- DIRECTIONS FOR THIS TASK:
Find each line holding "EXOS" and copy it out.

- PROVIDED ENTRIES:
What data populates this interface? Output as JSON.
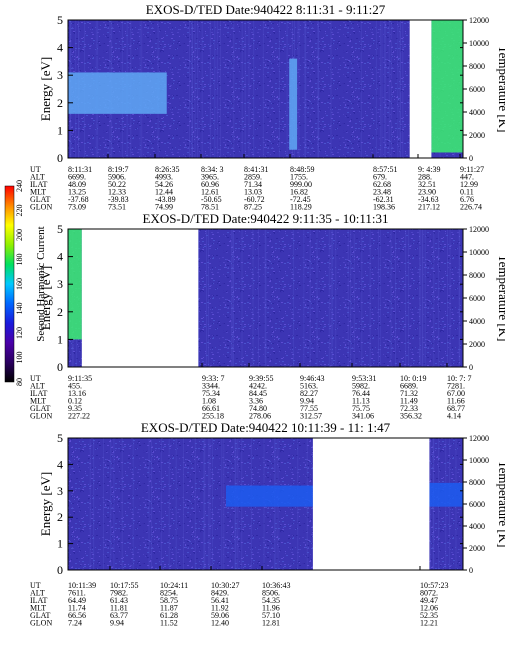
{
  "chart_data": [
    {
      "type": "heatmap",
      "title": "EXOS-D/TED   Date:940422   8:11:31 - 9:11:27",
      "ylabel_left": "Energy [eV]",
      "ylabel_right": "Temperature [K]",
      "ylim": [
        0,
        5
      ],
      "yticks": [
        0,
        1,
        2,
        3,
        4,
        5
      ],
      "y2lim": [
        0,
        12000
      ],
      "y2ticks": [
        0,
        2000,
        4000,
        6000,
        8000,
        10000,
        12000
      ],
      "data_gaps": [
        [
          0.865,
          0.92
        ]
      ],
      "features": [
        {
          "name": "band",
          "x": [
            0.0,
            0.25
          ],
          "y": [
            1.6,
            3.1
          ],
          "level": "light-blue"
        },
        {
          "name": "streak",
          "x": [
            0.56,
            0.58
          ],
          "y": [
            0.3,
            3.6
          ],
          "level": "light-blue"
        },
        {
          "name": "hot",
          "x": [
            0.92,
            1.0
          ],
          "y": [
            0.2,
            5.0
          ],
          "level": "green"
        }
      ],
      "rows": [
        {
          "label": "UT",
          "values": [
            "8:11:31",
            "8:19:7",
            "8:26:35",
            "8:34: 3",
            "8:41:31",
            "8:48:59",
            "",
            "8:57:51",
            "9: 4:39",
            "9:11:27"
          ]
        },
        {
          "label": "ALT",
          "values": [
            "6699.",
            "5906.",
            "4993.",
            "3965.",
            "2859.",
            "1755.",
            "",
            "679.",
            "288.",
            "447."
          ]
        },
        {
          "label": "ILAT",
          "values": [
            "48.09",
            "50.22",
            "54.26",
            "60.96",
            "71.34",
            "999.00",
            "",
            "62.68",
            "32.51",
            "12.99"
          ]
        },
        {
          "label": "MLT",
          "values": [
            "13.25",
            "12.33",
            "12.44",
            "12.61",
            "13.03",
            "16.82",
            "",
            "23.48",
            "23.90",
            "0.11"
          ]
        },
        {
          "label": "GLAT",
          "values": [
            "-37.68",
            "-39.83",
            "-43.89",
            "-50.65",
            "-60.72",
            "-72.45",
            "",
            "-62.31",
            "-34.63",
            "6.76"
          ]
        },
        {
          "label": "GLON",
          "values": [
            "73.09",
            "73.51",
            "74.99",
            "78.51",
            "87.25",
            "118.29",
            "",
            "198.36",
            "217.12",
            "226.74"
          ]
        }
      ]
    },
    {
      "type": "heatmap",
      "title": "EXOS-D/TED   Date:940422   9:11:35 - 10:11:31",
      "ylabel_left": "Energy [eV]",
      "ylabel_right": "Temperature [K]",
      "ylim": [
        0,
        5
      ],
      "yticks": [
        0,
        1,
        2,
        3,
        4,
        5
      ],
      "y2lim": [
        0,
        12000
      ],
      "y2ticks": [
        0,
        2000,
        4000,
        6000,
        8000,
        10000,
        12000
      ],
      "data_gaps": [
        [
          0.035,
          0.33
        ]
      ],
      "features": [
        {
          "name": "green-strip",
          "x": [
            0.0,
            0.035
          ],
          "y": [
            1.0,
            5.0
          ],
          "level": "green"
        }
      ],
      "rows": [
        {
          "label": "UT",
          "values": [
            "9:11:35",
            "",
            "",
            "9:33: 7",
            "9:39:55",
            "9:46:43",
            "9:53:31",
            "10: 0:19",
            "10: 7: 7"
          ]
        },
        {
          "label": "ALT",
          "values": [
            "455.",
            "",
            "",
            "3344.",
            "4242.",
            "5163.",
            "5982.",
            "6689.",
            "7281."
          ]
        },
        {
          "label": "ILAT",
          "values": [
            "13.16",
            "",
            "",
            "75.34",
            "84.45",
            "82.27",
            "76.44",
            "71.32",
            "67.00"
          ]
        },
        {
          "label": "MLT",
          "values": [
            "0.12",
            "",
            "",
            "1.08",
            "3.36",
            "9.94",
            "11.13",
            "11.49",
            "11.66"
          ]
        },
        {
          "label": "GLAT",
          "values": [
            "9.35",
            "",
            "",
            "66.61",
            "74.80",
            "77.55",
            "75.75",
            "72.33",
            "68.77"
          ]
        },
        {
          "label": "GLON",
          "values": [
            "227.22",
            "",
            "",
            "255.18",
            "278.06",
            "312.57",
            "341.06",
            "356.32",
            "4.14"
          ]
        }
      ]
    },
    {
      "type": "heatmap",
      "title": "EXOS-D/TED   Date:940422   10:11:39 - 11: 1:47",
      "ylabel_left": "Energy [eV]",
      "ylabel_right": "Temperature [K]",
      "ylim": [
        0,
        5
      ],
      "yticks": [
        0,
        1,
        2,
        3,
        4,
        5
      ],
      "y2lim": [
        0,
        12000
      ],
      "y2ticks": [
        0,
        2000,
        4000,
        6000,
        8000,
        10000,
        12000
      ],
      "data_gaps": [
        [
          0.62,
          0.915
        ]
      ],
      "features": [
        {
          "name": "band",
          "x": [
            0.4,
            0.62
          ],
          "y": [
            2.4,
            3.2
          ],
          "level": "blue"
        },
        {
          "name": "band-end",
          "x": [
            0.915,
            1.0
          ],
          "y": [
            2.4,
            3.3
          ],
          "level": "blue"
        }
      ],
      "rows": [
        {
          "label": "UT",
          "values": [
            "10:11:39",
            "10:17:55",
            "10:24:11",
            "10:30:27",
            "10:36:43",
            "",
            "",
            "10:57:23"
          ]
        },
        {
          "label": "ALT",
          "values": [
            "7611.",
            "7982.",
            "8254.",
            "8429.",
            "8506.",
            "",
            "",
            "8072."
          ]
        },
        {
          "label": "ILAT",
          "values": [
            "64.49",
            "61.43",
            "58.75",
            "56.41",
            "54.35",
            "",
            "",
            "49.47"
          ]
        },
        {
          "label": "MLT",
          "values": [
            "11.74",
            "11.81",
            "11.87",
            "11.92",
            "11.96",
            "",
            "",
            "12.06"
          ]
        },
        {
          "label": "GLAT",
          "values": [
            "66.56",
            "63.77",
            "61.28",
            "59.06",
            "57.10",
            "",
            "",
            "52.35"
          ]
        },
        {
          "label": "GLON",
          "values": [
            "7.24",
            "9.94",
            "11.52",
            "12.40",
            "12.81",
            "",
            "",
            "12.21"
          ]
        }
      ]
    }
  ],
  "colorbar": {
    "label": "Second Harmonic Current",
    "ticks": [
      "80",
      "100",
      "120",
      "140",
      "160",
      "180",
      "200",
      "220",
      "240"
    ],
    "colors": [
      "#000000",
      "#2a0060",
      "#4a00a8",
      "#1a1adc",
      "#0066ff",
      "#00c8ff",
      "#00e060",
      "#90f000",
      "#ffff00",
      "#ff8800",
      "#ff0000"
    ]
  }
}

- THE ANSWER:
      "title": "EXOS-D/TED   Date:940422   8:11:31 - 9:11:27",
      "title": "EXOS-D/TED   Date:940422   9:11:35 - 10:11:31",
      "title": "EXOS-D/TED   Date:940422   10:11:39 - 11: 1:47",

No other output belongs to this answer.